Leave out the pictures and transcribe everything else exactly.

▸ **SUPPLIED DATA**
↓

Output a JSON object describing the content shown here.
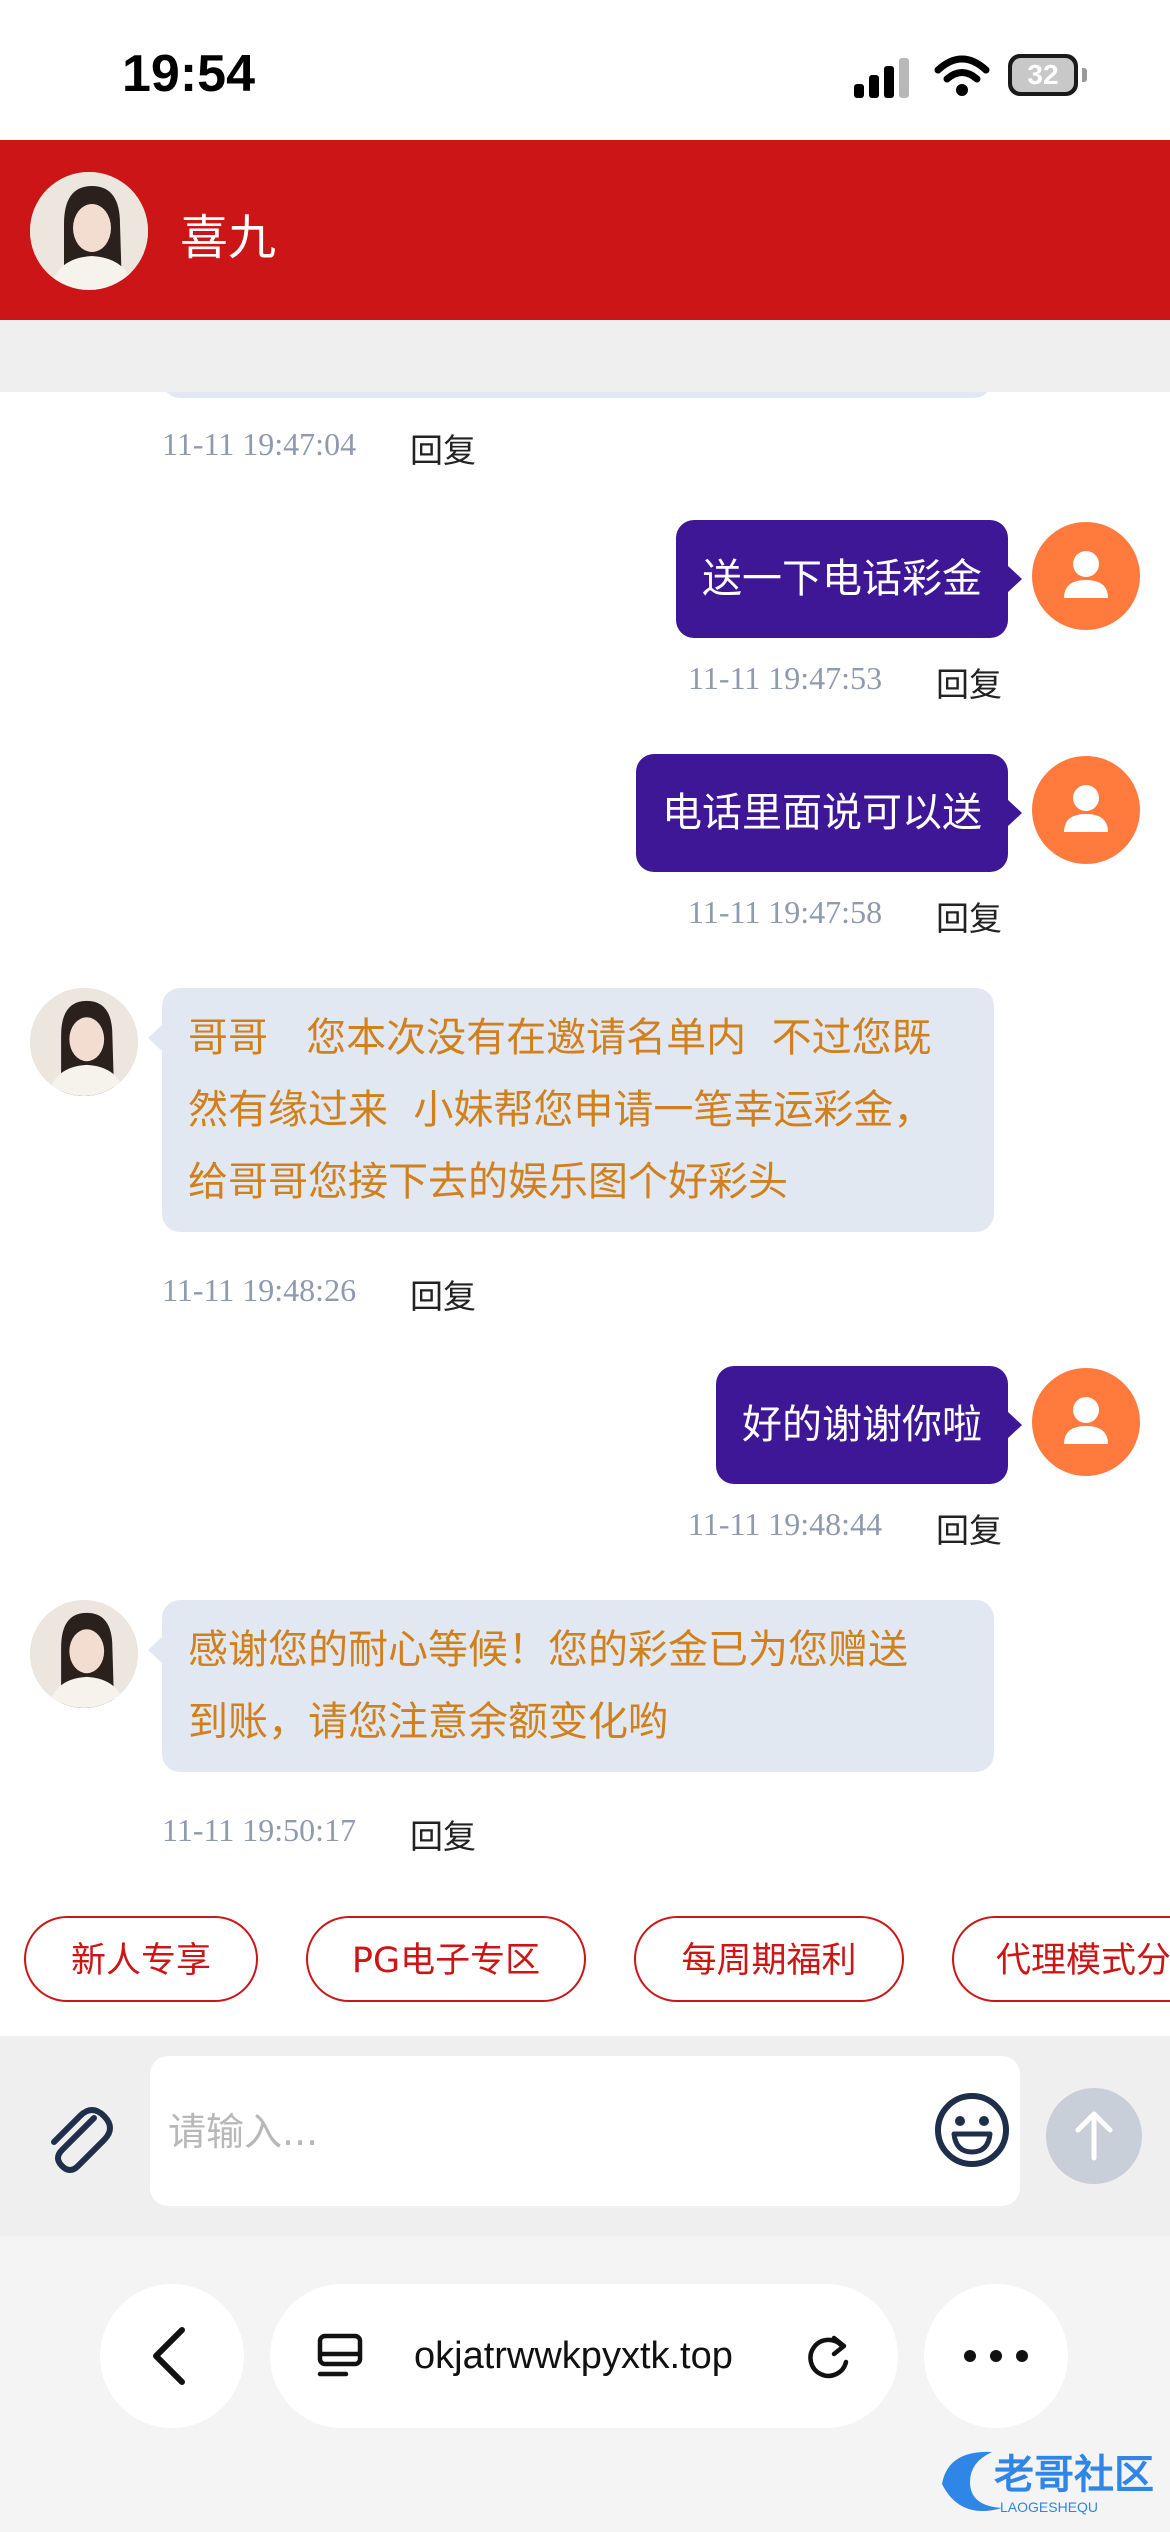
{
  "status_bar": {
    "time": "19:54",
    "battery": "32"
  },
  "header": {
    "contact_name": "喜九"
  },
  "messages": [
    {
      "side": "left",
      "time": "11-11 19:47:04",
      "reply": "回复"
    },
    {
      "side": "right",
      "text": "送一下电话彩金",
      "time": "11-11 19:47:53",
      "reply": "回复"
    },
    {
      "side": "right",
      "text": "电话里面说可以送",
      "time": "11-11 19:47:58",
      "reply": "回复"
    },
    {
      "side": "left",
      "lines": [
        "哥哥   您本次没有在邀请名单内  不过您既",
        "然有缘过来  小妹帮您申请一笔幸运彩金，",
        "给哥哥您接下去的娱乐图个好彩头"
      ],
      "time": "11-11 19:48:26",
      "reply": "回复"
    },
    {
      "side": "right",
      "text": "好的谢谢你啦",
      "time": "11-11 19:48:44",
      "reply": "回复"
    },
    {
      "side": "left",
      "lines": [
        "感谢您的耐心等候！您的彩金已为您赠送",
        "到账，请您注意余额变化哟"
      ],
      "time": "11-11 19:50:17",
      "reply": "回复"
    }
  ],
  "quick_replies": [
    "新人专享",
    "PG电子专区",
    "每周期福利",
    "代理模式分"
  ],
  "composer": {
    "placeholder": "请输入..."
  },
  "browser": {
    "url": "okjatrwwkpyxtk.top"
  },
  "watermark": {
    "text": "老哥社区",
    "subtext": "LAOGESHEQU"
  },
  "colors": {
    "header": "#cc1516",
    "user_bubble": "#3d1796",
    "agent_text": "#d0801d",
    "agent_bubble": "#e2e8f2",
    "user_avatar": "#ff7a3c"
  },
  "icons": [
    "signal-icon",
    "wifi-icon",
    "battery-icon",
    "paperclip-icon",
    "emoji-icon",
    "arrow-up-icon",
    "back-chevron-icon",
    "tabs-icon",
    "reload-icon",
    "more-icon",
    "person-icon"
  ]
}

↑

▸ **THE RESULT**
Output a JSON object describing the content shown here.
{
  "status_bar": {
    "time": "19:54",
    "battery": "32"
  },
  "header": {
    "contact_name": "喜九"
  },
  "messages": [
    {
      "side": "left",
      "time": "11-11 19:47:04",
      "reply": "回复"
    },
    {
      "side": "right",
      "text": "送一下电话彩金",
      "time": "11-11 19:47:53",
      "reply": "回复"
    },
    {
      "side": "right",
      "text": "电话里面说可以送",
      "time": "11-11 19:47:58",
      "reply": "回复"
    },
    {
      "side": "left",
      "lines": [
        "哥哥   您本次没有在邀请名单内  不过您既",
        "然有缘过来  小妹帮您申请一笔幸运彩金，",
        "给哥哥您接下去的娱乐图个好彩头"
      ],
      "time": "11-11 19:48:26",
      "reply": "回复"
    },
    {
      "side": "right",
      "text": "好的谢谢你啦",
      "time": "11-11 19:48:44",
      "reply": "回复"
    },
    {
      "side": "left",
      "lines": [
        "感谢您的耐心等候！您的彩金已为您赠送",
        "到账，请您注意余额变化哟"
      ],
      "time": "11-11 19:50:17",
      "reply": "回复"
    }
  ],
  "quick_replies": [
    "新人专享",
    "PG电子专区",
    "每周期福利",
    "代理模式分"
  ],
  "composer": {
    "placeholder": "请输入..."
  },
  "browser": {
    "url": "okjatrwwkpyxtk.top"
  },
  "watermark": {
    "text": "老哥社区",
    "subtext": "LAOGESHEQU"
  },
  "colors": {
    "header": "#cc1516",
    "user_bubble": "#3d1796",
    "agent_text": "#d0801d",
    "agent_bubble": "#e2e8f2",
    "user_avatar": "#ff7a3c"
  },
  "icons": [
    "signal-icon",
    "wifi-icon",
    "battery-icon",
    "paperclip-icon",
    "emoji-icon",
    "arrow-up-icon",
    "back-chevron-icon",
    "tabs-icon",
    "reload-icon",
    "more-icon",
    "person-icon"
  ]
}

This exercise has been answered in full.